Collection entries:
_____

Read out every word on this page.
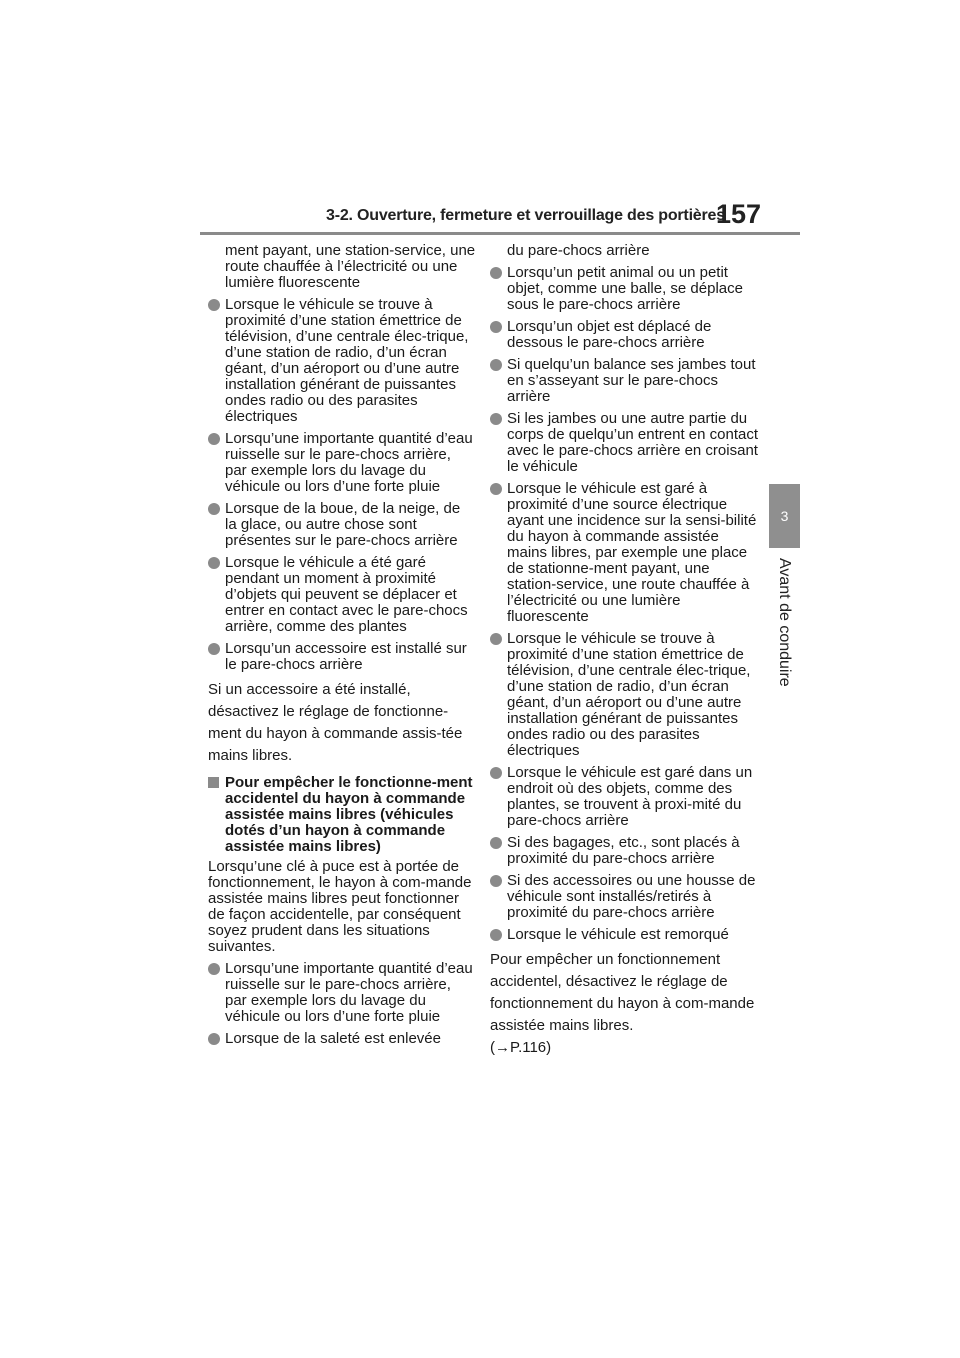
3-2. Ouverture, fermeture et verrouillage des portières
157
3
Avant de conduire
ment payant, une station-service, une route chauffée à l’électricité ou une lumière fluorescente
Lorsque le véhicule se trouve à proximité d’une station émettrice de télévision, d’une centrale élec-trique, d’une station de radio, d’un écran géant, d’un aéroport ou d’une autre installation générant de puissantes ondes radio ou des parasites électriques
Lorsqu’une importante quantité d’eau ruisselle sur le pare-chocs arrière, par exemple lors du lavage du véhicule ou lors d’une forte pluie
Lorsque de la boue, de la neige, de la glace, ou autre chose sont présentes sur le pare-chocs arrière
Lorsque le véhicule a été garé pendant un moment à proximité d’objets qui peuvent se déplacer et entrer en contact avec le pare-chocs arrière, comme des plantes
Lorsqu’un accessoire est installé sur le pare-chocs arrière
Si un accessoire a été installé, désactivez le réglage de fonctionne-ment du hayon à commande assis-tée mains libres.
Pour empêcher le fonctionne-ment accidentel du hayon à commande assistée mains libres (véhicules dotés d’un hayon à commande assistée mains libres)
Lorsqu’une clé à puce est à portée de fonctionnement, le hayon à com-mande assistée mains libres peut fonctionner de façon accidentelle, par conséquent soyez prudent dans les situations suivantes.
Lorsqu’une importante quantité d’eau ruisselle sur le pare-chocs arrière, par exemple lors du lavage du véhicule ou lors d’une forte pluie
Lorsque de la saleté est enlevée
du pare-chocs arrière
Lorsqu’un petit animal ou un petit objet, comme une balle, se déplace sous le pare-chocs arrière
Lorsqu’un objet est déplacé de dessous le pare-chocs arrière
Si quelqu’un balance ses jambes tout en s’asseyant sur le pare-chocs arrière
Si les jambes ou une autre partie du corps de quelqu’un entrent en contact avec le pare-chocs arrière en croisant le véhicule
Lorsque le véhicule est garé à proximité d’une source électrique ayant une incidence sur la sensi-bilité du hayon à commande assistée mains libres, par exemple une place de stationne-ment payant, une station-service, une route chauffée à l’électricité ou une lumière fluorescente
Lorsque le véhicule se trouve à proximité d’une station émettrice de télévision, d’une centrale élec-trique, d’une station de radio, d’un écran géant, d’un aéroport ou d’une autre installation générant de puissantes ondes radio ou des parasites électriques
Lorsque le véhicule est garé dans un endroit où des objets, comme des plantes, se trouvent à proxi-mité du pare-chocs arrière
Si des bagages, etc., sont placés à proximité du pare-chocs arrière
Si des accessoires ou une housse de véhicule sont installés/retirés à proximité du pare-chocs arrière
Lorsque le véhicule est remorqué
Pour empêcher un fonctionnement accidentel, désactivez le réglage de fonctionnement du hayon à com-mande assistée mains libres.
(→P.116)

_____

Given request: Read the data above. Pull out each line in which the string "station" appears.

Expected answer:
ment payant, une station-service, une route chauffée à l’électricité ou une lumière fluorescente
Lorsque le véhicule se trouve à proximité d’une station émettrice de télévision, d’une centrale élec-trique, d’une station de radio, d’un écran géant, d’un aéroport ou d’une autre installation générant de puissantes ondes radio ou des parasites électriques
Lorsque le véhicule est garé à proximité d’une source électrique ayant une incidence sur la sensi-bilité du hayon à commande assistée mains libres, par exemple une place de stationne-ment payant, une station-service, une route chauffée à l’électricité ou une lumière fluorescente
Lorsque le véhicule se trouve à proximité d’une station émettrice de télévision, d’une centrale élec-trique, d’une station de radio, d’un écran géant, d’un aéroport ou d’une autre installation générant de puissantes ondes radio ou des parasites électriques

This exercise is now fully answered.